▶ What to do
For each line of the data below that holds "hatte", copy the line.

(Data items)
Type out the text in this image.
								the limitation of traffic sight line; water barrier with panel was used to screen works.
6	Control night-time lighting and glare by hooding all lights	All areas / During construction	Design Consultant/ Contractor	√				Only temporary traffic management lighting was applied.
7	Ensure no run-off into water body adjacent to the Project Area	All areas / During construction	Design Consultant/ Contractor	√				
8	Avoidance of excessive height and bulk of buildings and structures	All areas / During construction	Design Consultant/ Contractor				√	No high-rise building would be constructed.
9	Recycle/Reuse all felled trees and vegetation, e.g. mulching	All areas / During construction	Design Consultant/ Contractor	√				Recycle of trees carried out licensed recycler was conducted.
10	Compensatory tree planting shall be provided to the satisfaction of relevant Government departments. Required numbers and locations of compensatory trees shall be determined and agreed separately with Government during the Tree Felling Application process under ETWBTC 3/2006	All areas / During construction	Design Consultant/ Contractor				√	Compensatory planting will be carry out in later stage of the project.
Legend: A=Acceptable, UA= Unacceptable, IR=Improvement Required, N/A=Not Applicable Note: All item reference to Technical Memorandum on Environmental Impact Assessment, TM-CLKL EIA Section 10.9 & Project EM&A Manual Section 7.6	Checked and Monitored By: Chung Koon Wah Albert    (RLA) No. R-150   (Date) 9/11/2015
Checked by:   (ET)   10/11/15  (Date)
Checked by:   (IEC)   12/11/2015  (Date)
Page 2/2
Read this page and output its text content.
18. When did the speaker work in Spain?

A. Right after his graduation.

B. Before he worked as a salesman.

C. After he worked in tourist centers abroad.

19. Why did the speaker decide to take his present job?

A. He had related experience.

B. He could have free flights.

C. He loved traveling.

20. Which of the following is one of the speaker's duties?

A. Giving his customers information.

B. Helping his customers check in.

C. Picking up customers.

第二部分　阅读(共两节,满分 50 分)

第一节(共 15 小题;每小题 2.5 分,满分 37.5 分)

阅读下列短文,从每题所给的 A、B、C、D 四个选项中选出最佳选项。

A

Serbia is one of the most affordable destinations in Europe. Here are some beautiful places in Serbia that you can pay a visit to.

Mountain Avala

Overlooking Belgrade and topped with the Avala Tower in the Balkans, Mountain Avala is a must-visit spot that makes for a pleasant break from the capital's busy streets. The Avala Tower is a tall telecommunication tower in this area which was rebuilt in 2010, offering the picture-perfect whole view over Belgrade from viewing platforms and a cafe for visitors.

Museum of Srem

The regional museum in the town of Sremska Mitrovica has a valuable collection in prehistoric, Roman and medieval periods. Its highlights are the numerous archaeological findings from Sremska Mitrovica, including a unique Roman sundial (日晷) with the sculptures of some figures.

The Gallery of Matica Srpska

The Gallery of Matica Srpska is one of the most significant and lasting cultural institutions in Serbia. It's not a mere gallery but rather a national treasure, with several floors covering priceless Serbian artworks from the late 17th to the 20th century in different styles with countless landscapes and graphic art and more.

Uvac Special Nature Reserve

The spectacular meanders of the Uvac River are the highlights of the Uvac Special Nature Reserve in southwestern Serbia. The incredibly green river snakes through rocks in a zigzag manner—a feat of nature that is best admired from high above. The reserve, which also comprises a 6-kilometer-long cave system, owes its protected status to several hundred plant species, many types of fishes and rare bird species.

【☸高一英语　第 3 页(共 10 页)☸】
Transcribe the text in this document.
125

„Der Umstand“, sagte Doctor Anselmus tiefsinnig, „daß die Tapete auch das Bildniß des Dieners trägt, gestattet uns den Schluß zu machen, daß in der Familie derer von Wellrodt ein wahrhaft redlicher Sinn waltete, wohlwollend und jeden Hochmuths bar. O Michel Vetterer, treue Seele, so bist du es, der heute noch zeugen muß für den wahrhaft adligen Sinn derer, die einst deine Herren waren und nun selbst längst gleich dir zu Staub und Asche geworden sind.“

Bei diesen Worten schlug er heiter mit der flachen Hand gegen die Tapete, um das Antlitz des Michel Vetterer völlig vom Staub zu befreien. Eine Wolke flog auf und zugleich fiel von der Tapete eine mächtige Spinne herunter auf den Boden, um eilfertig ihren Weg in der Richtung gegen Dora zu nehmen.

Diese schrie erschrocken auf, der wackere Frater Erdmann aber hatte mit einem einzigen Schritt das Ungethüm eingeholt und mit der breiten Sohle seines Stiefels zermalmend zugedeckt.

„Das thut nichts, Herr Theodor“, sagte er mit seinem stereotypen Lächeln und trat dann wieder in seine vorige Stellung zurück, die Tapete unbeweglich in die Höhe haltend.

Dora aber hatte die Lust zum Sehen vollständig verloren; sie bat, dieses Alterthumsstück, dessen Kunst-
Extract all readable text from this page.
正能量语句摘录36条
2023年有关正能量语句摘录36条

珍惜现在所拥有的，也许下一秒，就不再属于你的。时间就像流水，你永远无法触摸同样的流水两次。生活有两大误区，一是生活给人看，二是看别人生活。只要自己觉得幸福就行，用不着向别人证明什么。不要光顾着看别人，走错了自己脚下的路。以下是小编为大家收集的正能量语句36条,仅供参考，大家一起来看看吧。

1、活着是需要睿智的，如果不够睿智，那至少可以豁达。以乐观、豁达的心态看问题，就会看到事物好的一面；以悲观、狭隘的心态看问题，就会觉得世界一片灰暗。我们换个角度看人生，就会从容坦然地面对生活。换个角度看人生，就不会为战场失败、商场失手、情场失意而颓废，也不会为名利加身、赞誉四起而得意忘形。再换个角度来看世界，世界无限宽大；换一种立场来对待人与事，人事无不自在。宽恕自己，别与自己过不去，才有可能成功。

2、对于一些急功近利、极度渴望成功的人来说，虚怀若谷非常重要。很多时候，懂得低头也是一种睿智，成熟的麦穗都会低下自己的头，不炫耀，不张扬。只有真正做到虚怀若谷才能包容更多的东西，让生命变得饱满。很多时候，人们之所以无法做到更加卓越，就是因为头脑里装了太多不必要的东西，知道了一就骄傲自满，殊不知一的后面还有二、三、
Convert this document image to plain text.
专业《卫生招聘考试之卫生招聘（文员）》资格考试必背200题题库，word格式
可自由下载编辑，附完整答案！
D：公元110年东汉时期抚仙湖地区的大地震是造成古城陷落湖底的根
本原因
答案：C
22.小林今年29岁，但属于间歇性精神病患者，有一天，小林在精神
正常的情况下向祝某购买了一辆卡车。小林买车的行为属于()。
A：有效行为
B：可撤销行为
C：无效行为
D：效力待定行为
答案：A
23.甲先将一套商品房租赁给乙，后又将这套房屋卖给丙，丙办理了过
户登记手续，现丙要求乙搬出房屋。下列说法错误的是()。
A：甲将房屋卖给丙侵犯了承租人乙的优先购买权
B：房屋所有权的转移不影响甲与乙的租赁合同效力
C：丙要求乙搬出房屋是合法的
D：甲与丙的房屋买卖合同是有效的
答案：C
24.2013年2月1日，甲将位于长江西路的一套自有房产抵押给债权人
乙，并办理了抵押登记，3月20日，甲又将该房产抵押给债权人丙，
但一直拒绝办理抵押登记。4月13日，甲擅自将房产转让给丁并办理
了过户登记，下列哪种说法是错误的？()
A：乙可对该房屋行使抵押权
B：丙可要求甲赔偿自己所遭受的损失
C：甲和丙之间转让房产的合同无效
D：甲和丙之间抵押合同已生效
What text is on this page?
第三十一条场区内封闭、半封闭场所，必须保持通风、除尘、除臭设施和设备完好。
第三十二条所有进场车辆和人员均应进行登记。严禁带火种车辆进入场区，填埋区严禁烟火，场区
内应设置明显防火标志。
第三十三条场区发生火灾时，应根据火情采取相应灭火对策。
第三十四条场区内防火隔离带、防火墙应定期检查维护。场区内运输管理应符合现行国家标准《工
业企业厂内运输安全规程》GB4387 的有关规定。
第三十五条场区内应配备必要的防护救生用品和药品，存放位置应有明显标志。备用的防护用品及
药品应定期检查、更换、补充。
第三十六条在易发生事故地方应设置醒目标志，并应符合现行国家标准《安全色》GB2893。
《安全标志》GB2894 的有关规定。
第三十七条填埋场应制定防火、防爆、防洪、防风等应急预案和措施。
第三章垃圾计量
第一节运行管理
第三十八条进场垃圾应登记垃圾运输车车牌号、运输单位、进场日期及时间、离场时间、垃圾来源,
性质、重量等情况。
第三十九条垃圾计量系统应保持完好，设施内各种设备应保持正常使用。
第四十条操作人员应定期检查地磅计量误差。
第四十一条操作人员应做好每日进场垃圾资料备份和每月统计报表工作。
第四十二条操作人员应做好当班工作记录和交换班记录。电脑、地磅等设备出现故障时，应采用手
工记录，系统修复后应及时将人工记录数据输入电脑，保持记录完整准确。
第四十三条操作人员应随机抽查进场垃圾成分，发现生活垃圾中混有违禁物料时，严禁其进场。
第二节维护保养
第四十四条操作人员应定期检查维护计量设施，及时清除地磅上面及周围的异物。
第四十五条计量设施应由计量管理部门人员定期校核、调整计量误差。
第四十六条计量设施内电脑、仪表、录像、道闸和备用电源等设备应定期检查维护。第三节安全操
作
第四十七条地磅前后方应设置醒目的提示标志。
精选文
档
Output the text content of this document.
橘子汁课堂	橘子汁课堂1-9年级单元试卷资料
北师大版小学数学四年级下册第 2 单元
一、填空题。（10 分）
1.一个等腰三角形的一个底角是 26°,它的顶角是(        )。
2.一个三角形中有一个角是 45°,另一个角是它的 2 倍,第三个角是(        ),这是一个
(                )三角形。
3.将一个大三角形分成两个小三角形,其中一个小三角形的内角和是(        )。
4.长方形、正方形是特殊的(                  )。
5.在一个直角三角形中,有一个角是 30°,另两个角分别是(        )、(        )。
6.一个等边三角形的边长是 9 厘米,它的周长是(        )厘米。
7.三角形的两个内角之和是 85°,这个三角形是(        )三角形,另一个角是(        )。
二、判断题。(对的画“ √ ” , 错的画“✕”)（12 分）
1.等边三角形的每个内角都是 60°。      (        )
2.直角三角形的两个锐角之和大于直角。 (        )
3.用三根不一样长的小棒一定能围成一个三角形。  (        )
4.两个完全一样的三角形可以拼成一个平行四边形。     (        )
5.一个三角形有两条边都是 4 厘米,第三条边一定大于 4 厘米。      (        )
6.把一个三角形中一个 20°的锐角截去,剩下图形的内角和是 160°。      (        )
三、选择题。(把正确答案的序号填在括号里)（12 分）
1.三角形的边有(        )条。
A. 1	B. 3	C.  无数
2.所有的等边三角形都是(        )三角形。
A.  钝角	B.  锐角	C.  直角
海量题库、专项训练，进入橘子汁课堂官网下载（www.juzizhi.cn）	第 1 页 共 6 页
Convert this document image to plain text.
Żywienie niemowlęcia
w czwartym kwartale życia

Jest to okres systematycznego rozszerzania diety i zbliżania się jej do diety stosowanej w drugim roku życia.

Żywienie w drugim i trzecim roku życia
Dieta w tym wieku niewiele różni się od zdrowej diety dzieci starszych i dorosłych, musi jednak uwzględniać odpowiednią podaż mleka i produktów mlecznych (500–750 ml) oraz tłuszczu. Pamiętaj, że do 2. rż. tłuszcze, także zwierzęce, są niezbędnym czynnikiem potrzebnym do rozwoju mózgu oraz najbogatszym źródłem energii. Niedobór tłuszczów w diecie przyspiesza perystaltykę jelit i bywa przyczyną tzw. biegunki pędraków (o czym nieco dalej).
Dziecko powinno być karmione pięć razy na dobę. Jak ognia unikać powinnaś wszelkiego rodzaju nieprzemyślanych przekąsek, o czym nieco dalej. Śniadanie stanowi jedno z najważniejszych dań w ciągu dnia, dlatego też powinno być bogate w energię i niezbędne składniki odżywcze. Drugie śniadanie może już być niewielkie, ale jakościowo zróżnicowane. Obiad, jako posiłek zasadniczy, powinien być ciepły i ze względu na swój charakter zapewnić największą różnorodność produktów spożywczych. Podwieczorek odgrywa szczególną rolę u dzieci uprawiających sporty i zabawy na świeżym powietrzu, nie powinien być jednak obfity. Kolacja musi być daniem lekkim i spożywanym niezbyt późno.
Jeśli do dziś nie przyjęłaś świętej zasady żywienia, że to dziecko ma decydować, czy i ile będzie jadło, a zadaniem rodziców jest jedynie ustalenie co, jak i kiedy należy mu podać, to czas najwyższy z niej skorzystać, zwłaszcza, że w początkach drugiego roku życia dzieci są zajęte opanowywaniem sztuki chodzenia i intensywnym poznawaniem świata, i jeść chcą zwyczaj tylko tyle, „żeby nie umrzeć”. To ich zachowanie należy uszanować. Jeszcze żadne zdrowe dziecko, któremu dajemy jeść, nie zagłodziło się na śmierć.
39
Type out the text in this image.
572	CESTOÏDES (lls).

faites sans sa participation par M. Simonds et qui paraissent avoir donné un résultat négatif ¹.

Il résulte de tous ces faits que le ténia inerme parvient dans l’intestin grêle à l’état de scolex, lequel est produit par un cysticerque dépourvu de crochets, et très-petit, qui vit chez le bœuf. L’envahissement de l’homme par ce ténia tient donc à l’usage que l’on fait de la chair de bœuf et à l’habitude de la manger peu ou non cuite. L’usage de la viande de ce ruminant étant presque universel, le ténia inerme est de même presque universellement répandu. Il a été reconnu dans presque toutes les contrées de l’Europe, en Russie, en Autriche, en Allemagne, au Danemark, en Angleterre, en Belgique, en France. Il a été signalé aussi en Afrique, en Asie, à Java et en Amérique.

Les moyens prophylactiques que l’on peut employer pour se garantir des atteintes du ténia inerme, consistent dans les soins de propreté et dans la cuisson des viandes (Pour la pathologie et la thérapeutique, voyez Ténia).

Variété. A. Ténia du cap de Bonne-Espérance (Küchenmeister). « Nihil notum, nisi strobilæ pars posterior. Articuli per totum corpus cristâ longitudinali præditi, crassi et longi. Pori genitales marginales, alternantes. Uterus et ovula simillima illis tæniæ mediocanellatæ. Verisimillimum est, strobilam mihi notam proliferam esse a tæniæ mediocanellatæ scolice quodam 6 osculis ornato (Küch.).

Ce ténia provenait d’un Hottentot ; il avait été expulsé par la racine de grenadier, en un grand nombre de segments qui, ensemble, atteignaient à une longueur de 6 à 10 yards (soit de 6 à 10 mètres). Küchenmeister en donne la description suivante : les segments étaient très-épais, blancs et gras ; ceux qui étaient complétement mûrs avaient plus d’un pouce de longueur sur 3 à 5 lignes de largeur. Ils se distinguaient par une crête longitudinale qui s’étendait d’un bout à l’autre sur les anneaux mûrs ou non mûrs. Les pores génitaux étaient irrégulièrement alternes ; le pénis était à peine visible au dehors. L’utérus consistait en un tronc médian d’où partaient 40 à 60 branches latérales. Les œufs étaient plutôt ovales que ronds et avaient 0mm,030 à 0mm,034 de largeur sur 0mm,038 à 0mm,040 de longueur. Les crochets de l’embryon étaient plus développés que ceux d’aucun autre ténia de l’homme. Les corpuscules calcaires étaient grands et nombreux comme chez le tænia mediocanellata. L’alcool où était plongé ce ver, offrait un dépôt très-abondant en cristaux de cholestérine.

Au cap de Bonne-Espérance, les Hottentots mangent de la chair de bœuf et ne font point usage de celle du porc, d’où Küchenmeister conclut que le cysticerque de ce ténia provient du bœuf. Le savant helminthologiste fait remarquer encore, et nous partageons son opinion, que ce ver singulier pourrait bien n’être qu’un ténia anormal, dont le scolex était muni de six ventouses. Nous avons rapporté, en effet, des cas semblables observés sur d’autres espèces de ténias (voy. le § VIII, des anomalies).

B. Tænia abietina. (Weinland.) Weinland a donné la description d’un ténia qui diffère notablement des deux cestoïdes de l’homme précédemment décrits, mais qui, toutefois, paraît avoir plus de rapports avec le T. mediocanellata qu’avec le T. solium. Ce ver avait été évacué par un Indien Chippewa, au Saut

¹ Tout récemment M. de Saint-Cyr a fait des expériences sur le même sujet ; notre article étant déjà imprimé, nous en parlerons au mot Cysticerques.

▶ The reply
Diese schrie erschrocken auf, der wackere Frater Erdmann aber hatte mit einem einzigen Schritt das Ungethüm eingeholt und mit der breiten Sohle seines Stiefels zermalmend zugedeckt.
Dora aber hatte die Lust zum Sehen vollständig verloren; sie bat, dieses Alterthumsstück, dessen Kunst-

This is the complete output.